===== Given entries =====
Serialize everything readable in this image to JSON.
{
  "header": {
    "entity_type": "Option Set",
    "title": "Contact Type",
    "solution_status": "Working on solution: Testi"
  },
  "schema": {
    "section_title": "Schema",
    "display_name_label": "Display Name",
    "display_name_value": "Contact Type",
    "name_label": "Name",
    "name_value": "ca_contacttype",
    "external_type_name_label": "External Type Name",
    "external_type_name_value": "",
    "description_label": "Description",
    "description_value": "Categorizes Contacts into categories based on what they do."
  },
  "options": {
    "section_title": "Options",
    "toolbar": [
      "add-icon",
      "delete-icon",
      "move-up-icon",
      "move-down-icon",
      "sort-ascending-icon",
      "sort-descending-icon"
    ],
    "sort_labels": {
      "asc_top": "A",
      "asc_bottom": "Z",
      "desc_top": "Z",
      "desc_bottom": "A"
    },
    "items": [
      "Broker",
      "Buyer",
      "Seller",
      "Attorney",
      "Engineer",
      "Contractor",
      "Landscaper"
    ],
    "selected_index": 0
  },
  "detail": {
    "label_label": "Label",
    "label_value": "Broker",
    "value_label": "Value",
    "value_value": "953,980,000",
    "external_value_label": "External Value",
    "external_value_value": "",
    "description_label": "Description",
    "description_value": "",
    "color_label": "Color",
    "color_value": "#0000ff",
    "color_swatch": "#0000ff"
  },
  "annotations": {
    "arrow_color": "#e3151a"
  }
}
=====
What is being asked » Return every record above exactly as it appears.

Written reply »
Serialize everything readable in this image to JSON.
{
  "header": {
    "entity_type": "Option Set",
    "title": "Contact Type",
    "solution_status": "Working on solution: Testi"
  },
  "schema": {
    "section_title": "Schema",
    "display_name_label": "Display Name",
    "display_name_value": "Contact Type",
    "name_label": "Name",
    "name_value": "ca_contacttype",
    "external_type_name_label": "External Type Name",
    "external_type_name_value": "",
    "description_label": "Description",
    "description_value": "Categorizes Contacts into categories based on what they do."
  },
  "options": {
    "section_title": "Options",
    "toolbar": [
      "add-icon",
      "delete-icon",
      "move-up-icon",
      "move-down-icon",
      "sort-ascending-icon",
      "sort-descending-icon"
    ],
    "sort_labels": {
      "asc_top": "A",
      "asc_bottom": "Z",
      "desc_top": "Z",
      "desc_bottom": "A"
    },
    "items": [
      "Broker",
      "Buyer",
      "Seller",
      "Attorney",
      "Engineer",
      "Contractor",
      "Landscaper"
    ],
    "selected_index": 0
  },
  "detail": {
    "label_label": "Label",
    "label_value": "Broker",
    "value_label": "Value",
    "value_value": "953,980,000",
    "external_value_label": "External Value",
    "external_value_value": "",
    "description_label": "Description",
    "description_value": "",
    "color_label": "Color",
    "color_value": "#0000ff",
    "color_swatch": "#0000ff"
  },
  "annotations": {
    "arrow_color": "#e3151a"
  }
}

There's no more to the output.